+++ Records for this task +++

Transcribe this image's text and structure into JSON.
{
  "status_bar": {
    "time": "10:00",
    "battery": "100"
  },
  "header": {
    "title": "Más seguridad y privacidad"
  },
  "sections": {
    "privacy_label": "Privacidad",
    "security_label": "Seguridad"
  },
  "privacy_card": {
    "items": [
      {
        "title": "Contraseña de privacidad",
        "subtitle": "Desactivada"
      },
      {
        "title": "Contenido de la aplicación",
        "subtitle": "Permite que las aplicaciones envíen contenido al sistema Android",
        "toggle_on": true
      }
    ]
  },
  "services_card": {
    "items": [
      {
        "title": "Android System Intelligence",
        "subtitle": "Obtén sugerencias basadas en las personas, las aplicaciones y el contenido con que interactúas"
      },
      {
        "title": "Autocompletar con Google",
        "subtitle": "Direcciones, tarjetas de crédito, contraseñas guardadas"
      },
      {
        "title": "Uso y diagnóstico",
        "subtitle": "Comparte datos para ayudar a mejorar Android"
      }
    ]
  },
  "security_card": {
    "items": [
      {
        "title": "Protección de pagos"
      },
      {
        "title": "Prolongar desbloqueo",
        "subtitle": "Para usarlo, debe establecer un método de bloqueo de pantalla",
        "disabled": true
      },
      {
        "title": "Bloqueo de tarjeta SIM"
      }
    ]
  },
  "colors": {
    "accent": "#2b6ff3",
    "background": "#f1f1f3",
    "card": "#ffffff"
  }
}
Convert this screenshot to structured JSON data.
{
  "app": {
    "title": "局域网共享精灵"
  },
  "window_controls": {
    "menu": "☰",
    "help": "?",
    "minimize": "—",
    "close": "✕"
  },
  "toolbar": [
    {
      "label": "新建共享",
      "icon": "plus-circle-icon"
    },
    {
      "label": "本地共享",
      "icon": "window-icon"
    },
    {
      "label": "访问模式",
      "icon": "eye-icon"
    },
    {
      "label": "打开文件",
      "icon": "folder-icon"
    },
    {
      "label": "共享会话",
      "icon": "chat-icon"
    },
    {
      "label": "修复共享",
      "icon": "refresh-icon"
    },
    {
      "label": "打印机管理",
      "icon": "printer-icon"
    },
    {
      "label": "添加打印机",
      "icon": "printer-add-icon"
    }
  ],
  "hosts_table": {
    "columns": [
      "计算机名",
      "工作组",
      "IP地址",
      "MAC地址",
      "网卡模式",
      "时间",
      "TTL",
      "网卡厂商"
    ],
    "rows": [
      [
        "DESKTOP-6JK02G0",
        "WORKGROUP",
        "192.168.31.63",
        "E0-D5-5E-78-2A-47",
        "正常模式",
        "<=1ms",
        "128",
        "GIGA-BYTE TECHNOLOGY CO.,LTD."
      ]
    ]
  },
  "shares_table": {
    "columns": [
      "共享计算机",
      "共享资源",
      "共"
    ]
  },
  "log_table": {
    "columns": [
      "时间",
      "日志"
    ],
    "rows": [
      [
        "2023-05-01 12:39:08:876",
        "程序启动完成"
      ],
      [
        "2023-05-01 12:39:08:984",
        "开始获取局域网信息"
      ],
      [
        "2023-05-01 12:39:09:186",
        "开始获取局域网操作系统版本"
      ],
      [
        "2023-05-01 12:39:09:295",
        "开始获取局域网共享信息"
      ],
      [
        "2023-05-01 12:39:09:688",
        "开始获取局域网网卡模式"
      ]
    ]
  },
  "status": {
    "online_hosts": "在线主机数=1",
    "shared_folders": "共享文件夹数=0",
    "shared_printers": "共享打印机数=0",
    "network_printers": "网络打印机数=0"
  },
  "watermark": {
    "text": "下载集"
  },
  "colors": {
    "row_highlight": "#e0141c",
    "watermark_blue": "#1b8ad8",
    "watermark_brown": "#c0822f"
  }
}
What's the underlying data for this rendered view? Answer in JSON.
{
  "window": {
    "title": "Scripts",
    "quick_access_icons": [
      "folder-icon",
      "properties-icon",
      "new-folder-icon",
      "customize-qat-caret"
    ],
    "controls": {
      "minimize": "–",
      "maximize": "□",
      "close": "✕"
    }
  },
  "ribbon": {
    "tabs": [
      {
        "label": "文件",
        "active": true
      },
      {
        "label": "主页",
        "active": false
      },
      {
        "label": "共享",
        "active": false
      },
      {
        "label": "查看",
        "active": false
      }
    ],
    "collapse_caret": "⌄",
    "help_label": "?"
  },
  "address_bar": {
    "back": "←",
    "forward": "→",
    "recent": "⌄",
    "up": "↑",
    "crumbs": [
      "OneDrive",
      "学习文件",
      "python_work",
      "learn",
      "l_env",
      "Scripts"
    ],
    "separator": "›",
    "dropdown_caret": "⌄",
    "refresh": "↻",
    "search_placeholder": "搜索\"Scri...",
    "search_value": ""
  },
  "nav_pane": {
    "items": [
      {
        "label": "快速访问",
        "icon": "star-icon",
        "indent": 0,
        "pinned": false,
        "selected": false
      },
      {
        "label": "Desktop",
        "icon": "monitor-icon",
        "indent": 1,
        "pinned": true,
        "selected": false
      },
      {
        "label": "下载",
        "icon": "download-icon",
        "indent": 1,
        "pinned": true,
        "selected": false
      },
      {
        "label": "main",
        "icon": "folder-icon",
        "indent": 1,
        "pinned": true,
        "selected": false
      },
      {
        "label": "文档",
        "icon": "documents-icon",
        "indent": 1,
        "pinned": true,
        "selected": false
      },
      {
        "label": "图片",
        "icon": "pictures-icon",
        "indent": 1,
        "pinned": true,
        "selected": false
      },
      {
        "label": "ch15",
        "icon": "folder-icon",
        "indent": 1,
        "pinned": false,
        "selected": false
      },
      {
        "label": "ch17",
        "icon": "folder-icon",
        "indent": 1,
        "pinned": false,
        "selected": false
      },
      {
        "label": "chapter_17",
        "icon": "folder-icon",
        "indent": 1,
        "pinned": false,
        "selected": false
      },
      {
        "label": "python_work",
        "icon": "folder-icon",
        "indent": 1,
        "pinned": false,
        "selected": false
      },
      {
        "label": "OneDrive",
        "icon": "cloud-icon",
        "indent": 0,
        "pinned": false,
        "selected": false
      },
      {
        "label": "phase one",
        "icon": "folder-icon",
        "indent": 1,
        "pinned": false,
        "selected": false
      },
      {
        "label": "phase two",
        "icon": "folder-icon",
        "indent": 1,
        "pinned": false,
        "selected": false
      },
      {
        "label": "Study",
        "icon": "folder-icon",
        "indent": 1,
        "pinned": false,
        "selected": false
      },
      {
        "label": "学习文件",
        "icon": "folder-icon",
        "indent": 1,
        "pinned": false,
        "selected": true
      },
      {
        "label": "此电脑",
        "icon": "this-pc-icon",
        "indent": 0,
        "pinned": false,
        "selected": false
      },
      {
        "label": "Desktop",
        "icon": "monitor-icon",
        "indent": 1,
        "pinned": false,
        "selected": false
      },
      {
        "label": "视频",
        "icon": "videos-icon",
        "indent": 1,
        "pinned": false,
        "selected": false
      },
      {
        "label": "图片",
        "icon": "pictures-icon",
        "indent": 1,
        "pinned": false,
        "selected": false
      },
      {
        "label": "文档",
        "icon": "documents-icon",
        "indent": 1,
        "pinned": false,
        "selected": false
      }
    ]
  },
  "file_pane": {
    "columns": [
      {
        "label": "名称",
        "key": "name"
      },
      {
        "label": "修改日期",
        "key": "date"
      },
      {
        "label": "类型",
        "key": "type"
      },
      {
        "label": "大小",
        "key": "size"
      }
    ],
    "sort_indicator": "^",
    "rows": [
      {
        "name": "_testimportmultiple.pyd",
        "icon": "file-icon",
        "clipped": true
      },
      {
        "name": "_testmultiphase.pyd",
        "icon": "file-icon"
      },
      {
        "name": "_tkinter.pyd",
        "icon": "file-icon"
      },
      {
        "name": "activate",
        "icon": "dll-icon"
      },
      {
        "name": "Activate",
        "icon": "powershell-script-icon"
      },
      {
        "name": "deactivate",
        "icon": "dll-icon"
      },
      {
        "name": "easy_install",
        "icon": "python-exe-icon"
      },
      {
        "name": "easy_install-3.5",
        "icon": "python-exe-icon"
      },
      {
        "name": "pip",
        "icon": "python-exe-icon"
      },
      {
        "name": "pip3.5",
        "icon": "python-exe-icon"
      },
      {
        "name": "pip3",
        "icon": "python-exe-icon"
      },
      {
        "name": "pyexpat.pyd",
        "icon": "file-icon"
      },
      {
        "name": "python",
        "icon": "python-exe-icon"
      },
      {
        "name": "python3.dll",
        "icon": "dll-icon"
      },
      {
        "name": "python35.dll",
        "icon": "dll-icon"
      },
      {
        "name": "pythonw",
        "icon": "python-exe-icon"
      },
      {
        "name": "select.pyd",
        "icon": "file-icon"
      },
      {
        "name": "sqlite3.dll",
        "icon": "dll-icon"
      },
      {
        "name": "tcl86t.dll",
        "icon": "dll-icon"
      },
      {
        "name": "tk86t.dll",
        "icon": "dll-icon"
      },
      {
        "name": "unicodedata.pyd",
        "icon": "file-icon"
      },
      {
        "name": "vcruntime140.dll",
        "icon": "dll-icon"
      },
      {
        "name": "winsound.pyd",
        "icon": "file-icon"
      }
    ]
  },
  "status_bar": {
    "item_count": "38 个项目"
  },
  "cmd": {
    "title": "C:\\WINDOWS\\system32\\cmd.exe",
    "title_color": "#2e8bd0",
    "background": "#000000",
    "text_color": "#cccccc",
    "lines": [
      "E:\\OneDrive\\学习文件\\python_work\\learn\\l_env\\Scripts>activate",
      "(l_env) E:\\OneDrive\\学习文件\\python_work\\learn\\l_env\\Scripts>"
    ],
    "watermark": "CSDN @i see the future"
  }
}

+++

**Exercise requirements**. Show every line in the records above that contains the word "Scripts".

**Task output**.
    "title": "Scripts",
      "Scripts"
      "E:\\OneDrive\\学习文件\\python_work\\learn\\l_env\\Scripts>activate",
      "(l_env) E:\\OneDrive\\学习文件\\python_work\\learn\\l_env\\Scripts>"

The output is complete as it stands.